[Work to be completed] Please quote the material exactly, every line of it.

[Lines of data]
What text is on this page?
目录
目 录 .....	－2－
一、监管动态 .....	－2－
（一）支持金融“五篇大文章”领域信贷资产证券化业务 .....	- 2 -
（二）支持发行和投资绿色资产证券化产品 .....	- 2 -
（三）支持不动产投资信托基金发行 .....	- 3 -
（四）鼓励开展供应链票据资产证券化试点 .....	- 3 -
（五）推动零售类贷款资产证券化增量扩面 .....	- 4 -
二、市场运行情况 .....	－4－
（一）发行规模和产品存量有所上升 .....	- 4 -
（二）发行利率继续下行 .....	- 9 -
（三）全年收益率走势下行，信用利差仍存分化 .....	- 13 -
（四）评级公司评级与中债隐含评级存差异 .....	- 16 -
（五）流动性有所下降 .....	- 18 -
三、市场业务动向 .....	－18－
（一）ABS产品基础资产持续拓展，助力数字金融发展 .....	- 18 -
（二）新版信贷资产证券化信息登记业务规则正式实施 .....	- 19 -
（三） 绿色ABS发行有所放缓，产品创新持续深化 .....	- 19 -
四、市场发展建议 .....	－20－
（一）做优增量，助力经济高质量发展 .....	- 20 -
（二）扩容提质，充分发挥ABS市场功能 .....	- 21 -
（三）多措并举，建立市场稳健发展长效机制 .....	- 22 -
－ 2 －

[Written answer]
What text is on this page?
目录
目 录 .....	－2－
一、监管动态 .....	－2－
（一）支持金融“五篇大文章”领域信贷资产证券化业务 .....	- 2 -
（二）支持发行和投资绿色资产证券化产品 .....	- 2 -
（三）支持不动产投资信托基金发行 .....	- 3 -
（四）鼓励开展供应链票据资产证券化试点 .....	- 3 -
（五）推动零售类贷款资产证券化增量扩面 .....	- 4 -
二、市场运行情况 .....	－4－
（一）发行规模和产品存量有所上升 .....	- 4 -
（二）发行利率继续下行 .....	- 9 -
（三）全年收益率走势下行，信用利差仍存分化 .....	- 13 -
（四）评级公司评级与中债隐含评级存差异 .....	- 16 -
（五）流动性有所下降 .....	- 18 -
三、市场业务动向 .....	－18－
（一）ABS产品基础资产持续拓展，助力数字金融发展 .....	- 18 -
（二）新版信贷资产证券化信息登记业务规则正式实施 .....	- 19 -
（三） 绿色ABS发行有所放缓，产品创新持续深化 .....	- 19 -
四、市场发展建议 .....	－20－
（一）做优增量，助力经济高质量发展 .....	- 20 -
（二）扩容提质，充分发挥ABS市场功能 .....	- 21 -
（三）多措并举，建立市场稳健发展长效机制 .....	- 22 -
－ 2 －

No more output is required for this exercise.